→ **EXERCISE OBJECTIVE**
Only the number is wanted: how many lines contain the word "ffffff"?

Stored data:

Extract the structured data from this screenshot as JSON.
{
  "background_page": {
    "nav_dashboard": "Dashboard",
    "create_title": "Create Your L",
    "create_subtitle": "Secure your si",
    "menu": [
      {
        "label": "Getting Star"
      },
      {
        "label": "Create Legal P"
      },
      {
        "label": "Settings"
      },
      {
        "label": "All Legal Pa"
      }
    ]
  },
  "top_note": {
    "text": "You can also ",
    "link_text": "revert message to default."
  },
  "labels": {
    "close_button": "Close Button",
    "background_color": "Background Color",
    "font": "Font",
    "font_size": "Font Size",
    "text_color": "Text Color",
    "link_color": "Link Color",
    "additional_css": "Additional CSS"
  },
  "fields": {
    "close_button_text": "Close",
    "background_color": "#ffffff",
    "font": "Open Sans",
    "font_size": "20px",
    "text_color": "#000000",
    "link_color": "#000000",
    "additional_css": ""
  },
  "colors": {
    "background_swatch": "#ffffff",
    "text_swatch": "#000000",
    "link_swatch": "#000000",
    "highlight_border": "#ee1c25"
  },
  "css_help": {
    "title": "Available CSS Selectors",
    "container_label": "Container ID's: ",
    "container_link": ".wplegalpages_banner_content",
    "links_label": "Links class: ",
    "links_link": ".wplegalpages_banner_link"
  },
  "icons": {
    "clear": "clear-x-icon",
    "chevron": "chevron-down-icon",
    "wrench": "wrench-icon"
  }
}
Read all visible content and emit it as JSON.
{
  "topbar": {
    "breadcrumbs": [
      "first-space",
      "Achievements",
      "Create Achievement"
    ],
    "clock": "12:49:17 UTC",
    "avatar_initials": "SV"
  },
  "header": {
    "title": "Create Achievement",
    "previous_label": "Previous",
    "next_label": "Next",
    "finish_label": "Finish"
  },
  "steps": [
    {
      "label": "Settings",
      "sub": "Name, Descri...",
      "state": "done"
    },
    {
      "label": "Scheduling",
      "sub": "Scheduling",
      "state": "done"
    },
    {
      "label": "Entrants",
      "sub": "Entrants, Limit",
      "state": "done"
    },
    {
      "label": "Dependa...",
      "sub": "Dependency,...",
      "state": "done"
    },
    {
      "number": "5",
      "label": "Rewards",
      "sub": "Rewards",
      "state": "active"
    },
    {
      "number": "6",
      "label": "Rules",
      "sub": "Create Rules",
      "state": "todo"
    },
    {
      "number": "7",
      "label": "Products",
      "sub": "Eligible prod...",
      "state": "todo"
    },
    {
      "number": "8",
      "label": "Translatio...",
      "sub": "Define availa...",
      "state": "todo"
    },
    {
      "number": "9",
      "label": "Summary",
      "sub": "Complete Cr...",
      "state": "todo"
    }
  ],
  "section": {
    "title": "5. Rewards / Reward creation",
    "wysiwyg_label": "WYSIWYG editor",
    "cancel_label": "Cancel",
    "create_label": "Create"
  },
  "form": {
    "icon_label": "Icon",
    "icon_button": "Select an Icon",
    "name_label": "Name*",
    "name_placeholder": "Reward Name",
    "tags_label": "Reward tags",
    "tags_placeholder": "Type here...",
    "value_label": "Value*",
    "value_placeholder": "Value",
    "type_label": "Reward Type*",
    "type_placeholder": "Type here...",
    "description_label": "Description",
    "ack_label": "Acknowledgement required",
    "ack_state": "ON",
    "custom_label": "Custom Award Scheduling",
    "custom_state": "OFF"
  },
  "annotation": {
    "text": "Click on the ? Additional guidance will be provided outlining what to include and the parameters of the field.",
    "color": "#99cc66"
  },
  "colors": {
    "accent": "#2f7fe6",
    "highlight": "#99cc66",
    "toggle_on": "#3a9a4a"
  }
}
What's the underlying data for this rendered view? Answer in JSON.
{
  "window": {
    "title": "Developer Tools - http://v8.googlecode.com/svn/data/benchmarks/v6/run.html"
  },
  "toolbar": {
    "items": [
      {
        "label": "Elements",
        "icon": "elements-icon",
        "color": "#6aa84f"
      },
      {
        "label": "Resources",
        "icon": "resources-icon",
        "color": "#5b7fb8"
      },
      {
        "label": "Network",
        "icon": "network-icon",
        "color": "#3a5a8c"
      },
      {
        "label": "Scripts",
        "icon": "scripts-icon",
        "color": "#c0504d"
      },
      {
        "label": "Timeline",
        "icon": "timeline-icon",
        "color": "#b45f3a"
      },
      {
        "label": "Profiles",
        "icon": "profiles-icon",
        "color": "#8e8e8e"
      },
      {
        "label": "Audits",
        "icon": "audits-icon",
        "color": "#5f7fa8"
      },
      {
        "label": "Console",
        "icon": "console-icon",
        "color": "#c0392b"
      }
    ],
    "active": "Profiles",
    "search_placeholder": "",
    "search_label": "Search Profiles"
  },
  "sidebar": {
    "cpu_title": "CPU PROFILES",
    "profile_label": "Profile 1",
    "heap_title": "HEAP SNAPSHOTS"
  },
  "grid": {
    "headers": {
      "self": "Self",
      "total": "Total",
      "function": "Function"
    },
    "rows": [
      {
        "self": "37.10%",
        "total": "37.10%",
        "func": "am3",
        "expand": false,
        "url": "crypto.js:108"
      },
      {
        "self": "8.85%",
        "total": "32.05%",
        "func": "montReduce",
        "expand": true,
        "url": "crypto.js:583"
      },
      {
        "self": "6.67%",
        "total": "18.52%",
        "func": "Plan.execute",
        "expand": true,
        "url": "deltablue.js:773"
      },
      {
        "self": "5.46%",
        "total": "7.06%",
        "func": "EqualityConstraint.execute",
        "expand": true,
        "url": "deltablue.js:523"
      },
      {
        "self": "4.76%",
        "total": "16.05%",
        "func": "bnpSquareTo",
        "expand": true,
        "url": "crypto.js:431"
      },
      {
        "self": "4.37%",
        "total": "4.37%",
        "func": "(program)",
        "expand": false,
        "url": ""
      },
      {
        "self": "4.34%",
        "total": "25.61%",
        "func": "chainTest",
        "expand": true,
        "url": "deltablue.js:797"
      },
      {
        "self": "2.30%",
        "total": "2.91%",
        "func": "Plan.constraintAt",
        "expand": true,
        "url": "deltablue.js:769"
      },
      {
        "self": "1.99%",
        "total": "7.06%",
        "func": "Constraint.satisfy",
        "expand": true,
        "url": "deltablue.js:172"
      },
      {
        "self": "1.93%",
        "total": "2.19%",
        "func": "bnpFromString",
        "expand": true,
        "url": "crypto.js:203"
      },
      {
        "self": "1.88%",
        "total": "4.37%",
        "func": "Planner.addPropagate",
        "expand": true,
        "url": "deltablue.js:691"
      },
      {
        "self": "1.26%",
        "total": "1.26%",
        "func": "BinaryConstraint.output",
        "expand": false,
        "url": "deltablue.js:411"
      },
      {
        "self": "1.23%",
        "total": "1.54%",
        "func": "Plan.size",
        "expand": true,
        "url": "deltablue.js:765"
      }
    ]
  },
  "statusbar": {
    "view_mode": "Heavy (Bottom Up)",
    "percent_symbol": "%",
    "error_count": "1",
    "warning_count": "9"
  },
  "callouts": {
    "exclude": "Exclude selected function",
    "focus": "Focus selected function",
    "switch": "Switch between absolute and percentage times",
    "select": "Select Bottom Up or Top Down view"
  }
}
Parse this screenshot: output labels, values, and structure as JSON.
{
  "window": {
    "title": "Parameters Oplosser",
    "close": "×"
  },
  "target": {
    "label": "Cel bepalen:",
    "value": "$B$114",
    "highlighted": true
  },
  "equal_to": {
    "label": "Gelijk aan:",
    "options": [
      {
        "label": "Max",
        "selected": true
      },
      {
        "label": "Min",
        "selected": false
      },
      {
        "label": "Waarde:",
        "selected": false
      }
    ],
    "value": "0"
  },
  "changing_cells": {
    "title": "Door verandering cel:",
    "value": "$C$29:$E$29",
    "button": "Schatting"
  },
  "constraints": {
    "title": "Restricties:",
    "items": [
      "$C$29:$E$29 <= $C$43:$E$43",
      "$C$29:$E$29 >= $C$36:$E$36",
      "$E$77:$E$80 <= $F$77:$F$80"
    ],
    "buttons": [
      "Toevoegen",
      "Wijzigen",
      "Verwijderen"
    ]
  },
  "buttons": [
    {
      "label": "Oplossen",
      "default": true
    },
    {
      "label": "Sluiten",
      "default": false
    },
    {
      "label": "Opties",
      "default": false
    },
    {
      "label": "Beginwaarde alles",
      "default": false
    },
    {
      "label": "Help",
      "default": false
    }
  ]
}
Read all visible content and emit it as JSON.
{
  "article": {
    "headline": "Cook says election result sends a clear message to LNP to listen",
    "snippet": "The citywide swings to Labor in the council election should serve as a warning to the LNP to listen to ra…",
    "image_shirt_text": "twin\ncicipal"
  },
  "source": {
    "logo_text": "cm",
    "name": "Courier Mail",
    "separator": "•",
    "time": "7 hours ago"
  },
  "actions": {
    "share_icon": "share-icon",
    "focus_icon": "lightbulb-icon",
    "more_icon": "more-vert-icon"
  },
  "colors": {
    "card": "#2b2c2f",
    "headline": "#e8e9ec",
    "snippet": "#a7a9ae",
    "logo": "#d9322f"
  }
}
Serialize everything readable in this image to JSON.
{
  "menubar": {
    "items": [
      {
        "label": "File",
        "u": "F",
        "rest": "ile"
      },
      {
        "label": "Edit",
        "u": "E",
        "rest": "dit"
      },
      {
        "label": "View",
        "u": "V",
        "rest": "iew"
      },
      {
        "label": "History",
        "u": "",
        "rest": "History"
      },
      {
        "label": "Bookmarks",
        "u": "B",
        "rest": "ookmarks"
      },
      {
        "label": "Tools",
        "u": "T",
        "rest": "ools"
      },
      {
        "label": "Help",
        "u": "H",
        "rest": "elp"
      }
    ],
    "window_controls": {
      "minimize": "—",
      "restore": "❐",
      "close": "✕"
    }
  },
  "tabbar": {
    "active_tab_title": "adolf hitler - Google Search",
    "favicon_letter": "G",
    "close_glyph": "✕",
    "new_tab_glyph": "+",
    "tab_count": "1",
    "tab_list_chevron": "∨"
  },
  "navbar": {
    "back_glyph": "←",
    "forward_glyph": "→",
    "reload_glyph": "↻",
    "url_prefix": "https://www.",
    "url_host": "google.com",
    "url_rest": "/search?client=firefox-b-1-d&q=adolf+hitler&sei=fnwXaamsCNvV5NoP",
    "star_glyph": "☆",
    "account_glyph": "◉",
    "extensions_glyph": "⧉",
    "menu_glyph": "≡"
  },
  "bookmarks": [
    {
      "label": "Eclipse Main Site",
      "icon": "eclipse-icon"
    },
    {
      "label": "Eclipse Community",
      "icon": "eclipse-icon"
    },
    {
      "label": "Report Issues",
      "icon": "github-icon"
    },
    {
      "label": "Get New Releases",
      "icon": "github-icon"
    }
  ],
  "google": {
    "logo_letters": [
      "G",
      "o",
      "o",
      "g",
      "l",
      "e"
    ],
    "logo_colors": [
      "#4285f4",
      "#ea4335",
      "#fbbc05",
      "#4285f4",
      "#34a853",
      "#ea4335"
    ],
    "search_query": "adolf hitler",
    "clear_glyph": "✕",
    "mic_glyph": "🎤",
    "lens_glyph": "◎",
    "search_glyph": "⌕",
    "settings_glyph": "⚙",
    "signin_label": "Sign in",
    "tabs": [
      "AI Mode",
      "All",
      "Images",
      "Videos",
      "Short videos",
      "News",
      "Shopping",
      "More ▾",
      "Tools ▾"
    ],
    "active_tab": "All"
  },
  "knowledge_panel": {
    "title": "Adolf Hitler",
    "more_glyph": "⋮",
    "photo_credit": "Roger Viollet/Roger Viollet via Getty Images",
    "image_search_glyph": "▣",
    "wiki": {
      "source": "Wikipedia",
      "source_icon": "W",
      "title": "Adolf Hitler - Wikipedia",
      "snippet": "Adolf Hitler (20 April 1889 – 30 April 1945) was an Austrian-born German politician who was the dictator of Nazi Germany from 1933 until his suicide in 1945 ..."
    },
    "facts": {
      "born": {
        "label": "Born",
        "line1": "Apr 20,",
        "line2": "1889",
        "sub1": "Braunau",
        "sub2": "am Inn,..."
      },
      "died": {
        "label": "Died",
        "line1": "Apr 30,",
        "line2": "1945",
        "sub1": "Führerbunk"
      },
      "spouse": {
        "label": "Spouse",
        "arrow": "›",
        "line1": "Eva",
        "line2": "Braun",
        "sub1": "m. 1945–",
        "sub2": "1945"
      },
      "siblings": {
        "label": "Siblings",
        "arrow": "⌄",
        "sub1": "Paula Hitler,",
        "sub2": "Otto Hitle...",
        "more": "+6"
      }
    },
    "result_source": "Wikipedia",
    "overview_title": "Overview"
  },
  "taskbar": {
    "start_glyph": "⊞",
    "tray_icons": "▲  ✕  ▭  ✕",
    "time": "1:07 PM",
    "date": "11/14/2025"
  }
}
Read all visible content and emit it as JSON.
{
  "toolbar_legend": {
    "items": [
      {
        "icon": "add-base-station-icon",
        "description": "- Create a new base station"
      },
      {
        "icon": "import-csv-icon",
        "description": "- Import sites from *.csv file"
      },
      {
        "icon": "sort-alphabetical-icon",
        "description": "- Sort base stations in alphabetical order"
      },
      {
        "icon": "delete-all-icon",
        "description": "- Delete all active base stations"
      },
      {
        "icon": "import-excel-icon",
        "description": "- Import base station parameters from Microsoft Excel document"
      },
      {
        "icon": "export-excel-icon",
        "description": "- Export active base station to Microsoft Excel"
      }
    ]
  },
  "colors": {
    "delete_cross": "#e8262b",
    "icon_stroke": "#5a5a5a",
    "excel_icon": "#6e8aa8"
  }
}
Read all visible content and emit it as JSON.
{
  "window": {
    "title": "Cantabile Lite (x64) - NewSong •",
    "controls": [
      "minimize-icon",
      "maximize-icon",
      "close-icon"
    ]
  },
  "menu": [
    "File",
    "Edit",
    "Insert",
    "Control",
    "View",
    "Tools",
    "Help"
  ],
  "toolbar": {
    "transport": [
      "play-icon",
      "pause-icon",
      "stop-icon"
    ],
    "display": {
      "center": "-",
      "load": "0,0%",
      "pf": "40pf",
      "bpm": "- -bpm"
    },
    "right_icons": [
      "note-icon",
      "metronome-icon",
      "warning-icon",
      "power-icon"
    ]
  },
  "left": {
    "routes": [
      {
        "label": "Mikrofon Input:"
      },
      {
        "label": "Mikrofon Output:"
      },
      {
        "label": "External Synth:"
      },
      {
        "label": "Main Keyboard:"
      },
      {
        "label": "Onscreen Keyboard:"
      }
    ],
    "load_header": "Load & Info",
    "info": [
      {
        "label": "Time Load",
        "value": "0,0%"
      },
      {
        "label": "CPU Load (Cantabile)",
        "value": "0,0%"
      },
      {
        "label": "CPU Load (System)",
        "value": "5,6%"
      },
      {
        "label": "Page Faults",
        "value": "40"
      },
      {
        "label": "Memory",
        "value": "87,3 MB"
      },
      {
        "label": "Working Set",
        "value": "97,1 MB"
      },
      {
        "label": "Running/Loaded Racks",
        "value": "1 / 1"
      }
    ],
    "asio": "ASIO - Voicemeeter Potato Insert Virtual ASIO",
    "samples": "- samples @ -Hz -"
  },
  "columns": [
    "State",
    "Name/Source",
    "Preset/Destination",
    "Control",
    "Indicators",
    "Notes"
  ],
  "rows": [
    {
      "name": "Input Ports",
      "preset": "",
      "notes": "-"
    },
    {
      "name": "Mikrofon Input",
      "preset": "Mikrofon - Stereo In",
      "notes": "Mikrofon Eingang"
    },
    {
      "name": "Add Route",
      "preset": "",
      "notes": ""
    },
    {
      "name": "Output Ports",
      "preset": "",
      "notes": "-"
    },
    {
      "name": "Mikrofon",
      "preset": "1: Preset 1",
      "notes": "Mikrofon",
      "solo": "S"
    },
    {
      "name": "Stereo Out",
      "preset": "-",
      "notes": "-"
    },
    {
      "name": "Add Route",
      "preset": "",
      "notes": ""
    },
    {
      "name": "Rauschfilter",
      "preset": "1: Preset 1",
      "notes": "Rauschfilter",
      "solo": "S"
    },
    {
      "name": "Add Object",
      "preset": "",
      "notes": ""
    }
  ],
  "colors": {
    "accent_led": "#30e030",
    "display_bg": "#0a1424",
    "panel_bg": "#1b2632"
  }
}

→ **TASK RESPONSE**
2